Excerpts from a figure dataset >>

⟨

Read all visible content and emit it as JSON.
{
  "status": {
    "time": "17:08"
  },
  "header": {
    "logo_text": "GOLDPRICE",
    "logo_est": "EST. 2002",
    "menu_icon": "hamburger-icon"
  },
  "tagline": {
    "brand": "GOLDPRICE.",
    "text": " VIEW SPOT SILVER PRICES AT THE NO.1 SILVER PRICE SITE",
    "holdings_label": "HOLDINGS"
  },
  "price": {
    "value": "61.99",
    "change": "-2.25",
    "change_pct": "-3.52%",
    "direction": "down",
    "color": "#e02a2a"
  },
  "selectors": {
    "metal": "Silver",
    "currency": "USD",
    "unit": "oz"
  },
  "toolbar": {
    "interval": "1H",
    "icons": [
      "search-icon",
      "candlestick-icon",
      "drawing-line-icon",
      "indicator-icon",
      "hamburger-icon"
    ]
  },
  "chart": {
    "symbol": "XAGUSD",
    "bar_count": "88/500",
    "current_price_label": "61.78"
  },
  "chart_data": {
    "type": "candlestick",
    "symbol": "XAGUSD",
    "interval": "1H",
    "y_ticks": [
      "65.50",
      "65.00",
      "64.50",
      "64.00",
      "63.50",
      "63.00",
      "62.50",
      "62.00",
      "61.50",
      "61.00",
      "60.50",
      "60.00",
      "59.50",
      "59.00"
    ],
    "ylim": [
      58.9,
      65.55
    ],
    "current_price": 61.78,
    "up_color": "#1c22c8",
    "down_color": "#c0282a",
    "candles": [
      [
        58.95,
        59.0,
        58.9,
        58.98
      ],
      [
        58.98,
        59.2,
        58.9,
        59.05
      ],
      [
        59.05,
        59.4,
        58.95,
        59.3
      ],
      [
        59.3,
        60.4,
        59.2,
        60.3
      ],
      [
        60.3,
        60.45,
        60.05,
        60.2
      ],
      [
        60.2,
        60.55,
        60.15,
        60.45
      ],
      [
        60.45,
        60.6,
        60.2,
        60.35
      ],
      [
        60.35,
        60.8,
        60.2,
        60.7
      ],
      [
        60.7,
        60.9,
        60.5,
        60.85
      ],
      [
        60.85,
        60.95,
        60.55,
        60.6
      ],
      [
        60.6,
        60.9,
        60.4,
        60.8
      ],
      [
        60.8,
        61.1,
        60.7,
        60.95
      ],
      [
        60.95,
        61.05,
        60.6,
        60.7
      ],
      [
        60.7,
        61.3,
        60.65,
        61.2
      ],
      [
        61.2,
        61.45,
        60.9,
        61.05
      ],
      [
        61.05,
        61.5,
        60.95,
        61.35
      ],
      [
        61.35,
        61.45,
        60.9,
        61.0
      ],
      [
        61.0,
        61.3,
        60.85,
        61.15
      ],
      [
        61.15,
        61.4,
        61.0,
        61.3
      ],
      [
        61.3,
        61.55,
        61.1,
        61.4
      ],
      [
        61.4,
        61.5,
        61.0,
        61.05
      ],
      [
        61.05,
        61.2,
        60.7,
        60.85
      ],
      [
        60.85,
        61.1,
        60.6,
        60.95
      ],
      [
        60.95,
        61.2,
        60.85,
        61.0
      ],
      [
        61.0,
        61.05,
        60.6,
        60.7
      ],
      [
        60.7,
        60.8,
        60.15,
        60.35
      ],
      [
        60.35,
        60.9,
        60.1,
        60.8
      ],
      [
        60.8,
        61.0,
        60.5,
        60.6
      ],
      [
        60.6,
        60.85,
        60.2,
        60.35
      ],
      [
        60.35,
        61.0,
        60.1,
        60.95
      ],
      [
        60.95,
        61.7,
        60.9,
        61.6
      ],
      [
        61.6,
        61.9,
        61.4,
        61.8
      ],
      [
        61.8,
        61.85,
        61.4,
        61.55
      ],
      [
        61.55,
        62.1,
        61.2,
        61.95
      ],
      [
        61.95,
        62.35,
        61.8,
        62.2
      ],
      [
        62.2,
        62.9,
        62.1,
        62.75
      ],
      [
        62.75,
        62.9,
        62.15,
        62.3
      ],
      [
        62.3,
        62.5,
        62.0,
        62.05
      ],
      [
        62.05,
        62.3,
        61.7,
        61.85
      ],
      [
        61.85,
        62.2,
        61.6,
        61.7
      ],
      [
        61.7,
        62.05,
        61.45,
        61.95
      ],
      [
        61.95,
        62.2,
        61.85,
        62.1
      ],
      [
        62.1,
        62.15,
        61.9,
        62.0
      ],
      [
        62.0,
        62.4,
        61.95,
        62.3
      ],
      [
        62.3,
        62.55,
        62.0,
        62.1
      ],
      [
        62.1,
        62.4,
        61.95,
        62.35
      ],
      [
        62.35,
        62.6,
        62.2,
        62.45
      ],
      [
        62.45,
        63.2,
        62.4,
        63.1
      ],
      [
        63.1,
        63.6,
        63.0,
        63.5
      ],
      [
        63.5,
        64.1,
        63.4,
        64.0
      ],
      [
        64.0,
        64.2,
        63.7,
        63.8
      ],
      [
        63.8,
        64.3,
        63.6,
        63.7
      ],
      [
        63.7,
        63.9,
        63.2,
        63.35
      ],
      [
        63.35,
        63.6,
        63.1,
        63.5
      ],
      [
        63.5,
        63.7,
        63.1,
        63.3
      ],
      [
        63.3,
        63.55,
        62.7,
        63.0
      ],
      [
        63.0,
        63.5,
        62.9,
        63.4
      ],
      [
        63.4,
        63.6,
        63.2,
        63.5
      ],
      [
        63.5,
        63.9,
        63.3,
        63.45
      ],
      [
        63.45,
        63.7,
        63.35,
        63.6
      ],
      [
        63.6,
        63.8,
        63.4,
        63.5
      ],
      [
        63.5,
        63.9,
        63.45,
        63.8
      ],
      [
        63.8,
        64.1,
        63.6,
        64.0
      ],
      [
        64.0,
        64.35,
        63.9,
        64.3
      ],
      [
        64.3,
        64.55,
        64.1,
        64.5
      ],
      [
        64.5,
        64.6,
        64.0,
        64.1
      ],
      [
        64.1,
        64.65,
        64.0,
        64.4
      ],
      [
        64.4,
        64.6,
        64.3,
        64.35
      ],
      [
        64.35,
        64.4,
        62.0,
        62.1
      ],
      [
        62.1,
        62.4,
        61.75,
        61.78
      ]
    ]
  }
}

⟩

Please restate the whole listing word for word.

WORKED SOLUTION >>
Read all visible content and emit it as JSON.
{
  "status": {
    "time": "17:08"
  },
  "header": {
    "logo_text": "GOLDPRICE",
    "logo_est": "EST. 2002",
    "menu_icon": "hamburger-icon"
  },
  "tagline": {
    "brand": "GOLDPRICE.",
    "text": " VIEW SPOT SILVER PRICES AT THE NO.1 SILVER PRICE SITE",
    "holdings_label": "HOLDINGS"
  },
  "price": {
    "value": "61.99",
    "change": "-2.25",
    "change_pct": "-3.52%",
    "direction": "down",
    "color": "#e02a2a"
  },
  "selectors": {
    "metal": "Silver",
    "currency": "USD",
    "unit": "oz"
  },
  "toolbar": {
    "interval": "1H",
    "icons": [
      "search-icon",
      "candlestick-icon",
      "drawing-line-icon",
      "indicator-icon",
      "hamburger-icon"
    ]
  },
  "chart": {
    "symbol": "XAGUSD",
    "bar_count": "88/500",
    "current_price_label": "61.78"
  },
  "chart_data": {
    "type": "candlestick",
    "symbol": "XAGUSD",
    "interval": "1H",
    "y_ticks": [
      "65.50",
      "65.00",
      "64.50",
      "64.00",
      "63.50",
      "63.00",
      "62.50",
      "62.00",
      "61.50",
      "61.00",
      "60.50",
      "60.00",
      "59.50",
      "59.00"
    ],
    "ylim": [
      58.9,
      65.55
    ],
    "current_price": 61.78,
    "up_color": "#1c22c8",
    "down_color": "#c0282a",
    "candles": [
      [
        58.95,
        59.0,
        58.9,
        58.98
      ],
      [
        58.98,
        59.2,
        58.9,
        59.05
      ],
      [
        59.05,
        59.4,
        58.95,
        59.3
      ],
      [
        59.3,
        60.4,
        59.2,
        60.3
      ],
      [
        60.3,
        60.45,
        60.05,
        60.2
      ],
      [
        60.2,
        60.55,
        60.15,
        60.45
      ],
      [
        60.45,
        60.6,
        60.2,
        60.35
      ],
      [
        60.35,
        60.8,
        60.2,
        60.7
      ],
      [
        60.7,
        60.9,
        60.5,
        60.85
      ],
      [
        60.85,
        60.95,
        60.55,
        60.6
      ],
      [
        60.6,
        60.9,
        60.4,
        60.8
      ],
      [
        60.8,
        61.1,
        60.7,
        60.95
      ],
      [
        60.95,
        61.05,
        60.6,
        60.7
      ],
      [
        60.7,
        61.3,
        60.65,
        61.2
      ],
      [
        61.2,
        61.45,
        60.9,
        61.05
      ],
      [
        61.05,
        61.5,
        60.95,
        61.35
      ],
      [
        61.35,
        61.45,
        60.9,
        61.0
      ],
      [
        61.0,
        61.3,
        60.85,
        61.15
      ],
      [
        61.15,
        61.4,
        61.0,
        61.3
      ],
      [
        61.3,
        61.55,
        61.1,
        61.4
      ],
      [
        61.4,
        61.5,
        61.0,
        61.05
      ],
      [
        61.05,
        61.2,
        60.7,
        60.85
      ],
      [
        60.85,
        61.1,
        60.6,
        60.95
      ],
      [
        60.95,
        61.2,
        60.85,
        61.0
      ],
      [
        61.0,
        61.05,
        60.6,
        60.7
      ],
      [
        60.7,
        60.8,
        60.15,
        60.35
      ],
      [
        60.35,
        60.9,
        60.1,
        60.8
      ],
      [
        60.8,
        61.0,
        60.5,
        60.6
      ],
      [
        60.6,
        60.85,
        60.2,
        60.35
      ],
      [
        60.35,
        61.0,
        60.1,
        60.95
      ],
      [
        60.95,
        61.7,
        60.9,
        61.6
      ],
      [
        61.6,
        61.9,
        61.4,
        61.8
      ],
      [
        61.8,
        61.85,
        61.4,
        61.55
      ],
      [
        61.55,
        62.1,
        61.2,
        61.95
      ],
      [
        61.95,
        62.35,
        61.8,
        62.2
      ],
      [
        62.2,
        62.9,
        62.1,
        62.75
      ],
      [
        62.75,
        62.9,
        62.15,
        62.3
      ],
      [
        62.3,
        62.5,
        62.0,
        62.05
      ],
      [
        62.05,
        62.3,
        61.7,
        61.85
      ],
      [
        61.85,
        62.2,
        61.6,
        61.7
      ],
      [
        61.7,
        62.05,
        61.45,
        61.95
      ],
      [
        61.95,
        62.2,
        61.85,
        62.1
      ],
      [
        62.1,
        62.15,
        61.9,
        62.0
      ],
      [
        62.0,
        62.4,
        61.95,
        62.3
      ],
      [
        62.3,
        62.55,
        62.0,
        62.1
      ],
      [
        62.1,
        62.4,
        61.95,
        62.35
      ],
      [
        62.35,
        62.6,
        62.2,
        62.45
      ],
      [
        62.45,
        63.2,
        62.4,
        63.1
      ],
      [
        63.1,
        63.6,
        63.0,
        63.5
      ],
      [
        63.5,
        64.1,
        63.4,
        64.0
      ],
      [
        64.0,
        64.2,
        63.7,
        63.8
      ],
      [
        63.8,
        64.3,
        63.6,
        63.7
      ],
      [
        63.7,
        63.9,
        63.2,
        63.35
      ],
      [
        63.35,
        63.6,
        63.1,
        63.5
      ],
      [
        63.5,
        63.7,
        63.1,
        63.3
      ],
      [
        63.3,
        63.55,
        62.7,
        63.0
      ],
      [
        63.0,
        63.5,
        62.9,
        63.4
      ],
      [
        63.4,
        63.6,
        63.2,
        63.5
      ],
      [
        63.5,
        63.9,
        63.3,
        63.45
      ],
      [
        63.45,
        63.7,
        63.35,
        63.6
      ],
      [
        63.6,
        63.8,
        63.4,
        63.5
      ],
      [
        63.5,
        63.9,
        63.45,
        63.8
      ],
      [
        63.8,
        64.1,
        63.6,
        64.0
      ],
      [
        64.0,
        64.35,
        63.9,
        64.3
      ],
      [
        64.3,
        64.55,
        64.1,
        64.5
      ],
      [
        64.5,
        64.6,
        64.0,
        64.1
      ],
      [
        64.1,
        64.65,
        64.0,
        64.4
      ],
      [
        64.4,
        64.6,
        64.3,
        64.35
      ],
      [
        64.35,
        64.4,
        62.0,
        62.1
      ],
      [
        62.1,
        62.4,
        61.75,
        61.78
      ]
    ]
  }
}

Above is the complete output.